Instructions to follow. Give the material again in full, matching it exactly.
▼
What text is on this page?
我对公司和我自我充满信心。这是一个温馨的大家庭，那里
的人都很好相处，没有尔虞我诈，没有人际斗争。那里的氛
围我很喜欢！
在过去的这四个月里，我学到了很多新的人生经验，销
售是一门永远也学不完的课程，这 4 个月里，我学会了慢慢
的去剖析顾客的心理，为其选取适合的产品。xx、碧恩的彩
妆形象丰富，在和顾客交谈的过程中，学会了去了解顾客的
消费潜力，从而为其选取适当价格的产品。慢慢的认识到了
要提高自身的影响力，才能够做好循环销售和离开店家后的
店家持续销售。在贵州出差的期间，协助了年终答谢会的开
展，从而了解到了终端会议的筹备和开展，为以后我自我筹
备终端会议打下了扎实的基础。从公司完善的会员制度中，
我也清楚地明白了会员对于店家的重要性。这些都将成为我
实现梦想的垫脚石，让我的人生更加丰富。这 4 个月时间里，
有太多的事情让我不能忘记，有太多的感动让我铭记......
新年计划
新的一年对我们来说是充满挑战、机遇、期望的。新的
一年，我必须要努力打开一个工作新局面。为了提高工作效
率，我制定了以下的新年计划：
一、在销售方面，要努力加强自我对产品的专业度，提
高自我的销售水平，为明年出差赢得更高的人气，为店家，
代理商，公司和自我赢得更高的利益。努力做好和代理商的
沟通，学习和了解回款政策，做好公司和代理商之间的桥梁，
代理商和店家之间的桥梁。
▲
Response to the task.
What text is on this page?
我对公司和我自我充满信心。这是一个温馨的大家庭，那里
的人都很好相处，没有尔虞我诈，没有人际斗争。那里的氛
围我很喜欢！
在过去的这四个月里，我学到了很多新的人生经验，销
售是一门永远也学不完的课程，这 4 个月里，我学会了慢慢
的去剖析顾客的心理，为其选取适合的产品。xx、碧恩的彩
妆形象丰富，在和顾客交谈的过程中，学会了去了解顾客的
消费潜力，从而为其选取适当价格的产品。慢慢的认识到了
要提高自身的影响力，才能够做好循环销售和离开店家后的
店家持续销售。在贵州出差的期间，协助了年终答谢会的开
展，从而了解到了终端会议的筹备和开展，为以后我自我筹
备终端会议打下了扎实的基础。从公司完善的会员制度中，
我也清楚地明白了会员对于店家的重要性。这些都将成为我
实现梦想的垫脚石，让我的人生更加丰富。这 4 个月时间里，
有太多的事情让我不能忘记，有太多的感动让我铭记......
新年计划
新的一年对我们来说是充满挑战、机遇、期望的。新的
一年，我必须要努力打开一个工作新局面。为了提高工作效
率，我制定了以下的新年计划：
一、在销售方面，要努力加强自我对产品的专业度，提
高自我的销售水平，为明年出差赢得更高的人气，为店家，
代理商，公司和自我赢得更高的利益。努力做好和代理商的
沟通，学习和了解回款政策，做好公司和代理商之间的桥梁，
代理商和店家之间的桥梁。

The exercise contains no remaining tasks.